Exercise goal | Copy everything from the start of the data down to the line containing "page-number: - 6 - [86,816,130,837]", keeping each line unchanged.

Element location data
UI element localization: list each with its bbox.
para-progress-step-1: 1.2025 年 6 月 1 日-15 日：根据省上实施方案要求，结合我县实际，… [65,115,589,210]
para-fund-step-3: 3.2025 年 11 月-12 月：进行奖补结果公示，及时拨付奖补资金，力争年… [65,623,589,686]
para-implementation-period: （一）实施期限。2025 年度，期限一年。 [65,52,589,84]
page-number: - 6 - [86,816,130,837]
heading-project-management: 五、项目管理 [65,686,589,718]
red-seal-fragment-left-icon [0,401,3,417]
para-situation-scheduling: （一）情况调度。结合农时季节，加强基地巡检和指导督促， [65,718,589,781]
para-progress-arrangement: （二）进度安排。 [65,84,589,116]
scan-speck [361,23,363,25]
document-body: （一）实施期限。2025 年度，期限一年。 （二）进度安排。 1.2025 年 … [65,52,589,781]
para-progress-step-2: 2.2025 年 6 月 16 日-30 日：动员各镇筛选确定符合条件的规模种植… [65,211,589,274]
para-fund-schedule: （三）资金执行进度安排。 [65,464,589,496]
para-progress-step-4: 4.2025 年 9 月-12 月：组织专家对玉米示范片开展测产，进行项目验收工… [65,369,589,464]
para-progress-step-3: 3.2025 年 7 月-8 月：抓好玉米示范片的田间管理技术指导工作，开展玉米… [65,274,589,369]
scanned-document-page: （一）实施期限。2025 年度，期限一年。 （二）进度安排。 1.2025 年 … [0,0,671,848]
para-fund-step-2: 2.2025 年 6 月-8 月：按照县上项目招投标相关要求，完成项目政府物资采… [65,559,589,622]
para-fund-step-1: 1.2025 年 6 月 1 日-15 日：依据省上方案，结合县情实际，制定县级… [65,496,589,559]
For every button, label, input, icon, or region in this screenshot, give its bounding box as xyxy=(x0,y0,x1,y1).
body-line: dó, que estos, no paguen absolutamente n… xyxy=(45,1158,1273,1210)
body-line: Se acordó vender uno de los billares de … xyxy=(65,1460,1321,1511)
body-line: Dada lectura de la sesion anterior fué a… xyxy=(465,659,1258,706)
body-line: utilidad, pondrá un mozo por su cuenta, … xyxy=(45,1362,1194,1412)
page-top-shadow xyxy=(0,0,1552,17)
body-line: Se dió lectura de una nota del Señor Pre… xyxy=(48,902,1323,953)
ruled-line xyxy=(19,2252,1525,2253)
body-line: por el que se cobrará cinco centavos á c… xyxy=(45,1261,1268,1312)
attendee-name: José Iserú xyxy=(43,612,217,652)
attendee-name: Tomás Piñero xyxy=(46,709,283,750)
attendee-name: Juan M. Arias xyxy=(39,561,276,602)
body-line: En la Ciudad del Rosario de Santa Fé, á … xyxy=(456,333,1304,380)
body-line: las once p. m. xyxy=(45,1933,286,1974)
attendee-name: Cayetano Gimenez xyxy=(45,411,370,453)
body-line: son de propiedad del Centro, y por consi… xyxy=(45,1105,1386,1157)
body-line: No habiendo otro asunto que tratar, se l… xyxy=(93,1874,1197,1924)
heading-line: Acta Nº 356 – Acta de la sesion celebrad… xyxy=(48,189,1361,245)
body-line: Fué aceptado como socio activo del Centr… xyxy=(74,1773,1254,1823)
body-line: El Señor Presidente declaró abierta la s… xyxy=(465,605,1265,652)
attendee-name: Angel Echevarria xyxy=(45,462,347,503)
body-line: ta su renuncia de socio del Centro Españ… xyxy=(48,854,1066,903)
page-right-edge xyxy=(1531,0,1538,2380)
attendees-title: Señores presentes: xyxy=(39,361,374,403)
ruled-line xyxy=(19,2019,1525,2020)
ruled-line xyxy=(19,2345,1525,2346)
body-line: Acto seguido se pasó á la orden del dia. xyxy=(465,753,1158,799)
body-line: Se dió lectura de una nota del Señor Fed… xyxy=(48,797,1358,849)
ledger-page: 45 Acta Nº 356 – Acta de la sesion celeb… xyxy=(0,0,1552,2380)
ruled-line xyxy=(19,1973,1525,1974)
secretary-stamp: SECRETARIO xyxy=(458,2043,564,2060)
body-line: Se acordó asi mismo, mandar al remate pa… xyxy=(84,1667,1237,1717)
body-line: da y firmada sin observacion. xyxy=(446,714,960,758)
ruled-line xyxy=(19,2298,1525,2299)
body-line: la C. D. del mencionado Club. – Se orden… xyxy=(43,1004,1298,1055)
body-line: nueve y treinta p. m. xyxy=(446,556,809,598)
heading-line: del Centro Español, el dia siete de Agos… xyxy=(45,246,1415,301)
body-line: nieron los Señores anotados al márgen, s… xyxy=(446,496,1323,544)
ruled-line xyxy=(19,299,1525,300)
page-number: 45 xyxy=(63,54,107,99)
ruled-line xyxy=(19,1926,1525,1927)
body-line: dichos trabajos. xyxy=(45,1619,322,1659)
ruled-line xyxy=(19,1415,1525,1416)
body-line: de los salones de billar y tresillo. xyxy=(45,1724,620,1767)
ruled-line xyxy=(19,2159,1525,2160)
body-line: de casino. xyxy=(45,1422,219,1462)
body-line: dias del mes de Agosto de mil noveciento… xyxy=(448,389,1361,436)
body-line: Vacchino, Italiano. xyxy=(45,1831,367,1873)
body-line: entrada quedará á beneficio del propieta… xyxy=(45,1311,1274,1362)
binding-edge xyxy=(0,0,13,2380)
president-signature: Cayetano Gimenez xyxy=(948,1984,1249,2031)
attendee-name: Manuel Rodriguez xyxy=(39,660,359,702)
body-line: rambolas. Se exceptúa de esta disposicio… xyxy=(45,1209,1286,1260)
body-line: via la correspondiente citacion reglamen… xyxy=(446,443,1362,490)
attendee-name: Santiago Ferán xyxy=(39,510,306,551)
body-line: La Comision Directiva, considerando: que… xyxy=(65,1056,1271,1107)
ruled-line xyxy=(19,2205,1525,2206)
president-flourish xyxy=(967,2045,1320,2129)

Exercise result |
UI element localization: list each with its bbox.
para-progress-step-1: 1.2025 年 6 月 1 日-15 日：根据省上实施方案要求，结合我县实际，… [65,115,589,210]
para-fund-step-3: 3.2025 年 11 月-12 月：进行奖补结果公示，及时拨付奖补资金，力争年… [65,623,589,686]
para-implementation-period: （一）实施期限。2025 年度，期限一年。 [65,52,589,84]
page-number: - 6 - [86,816,130,837]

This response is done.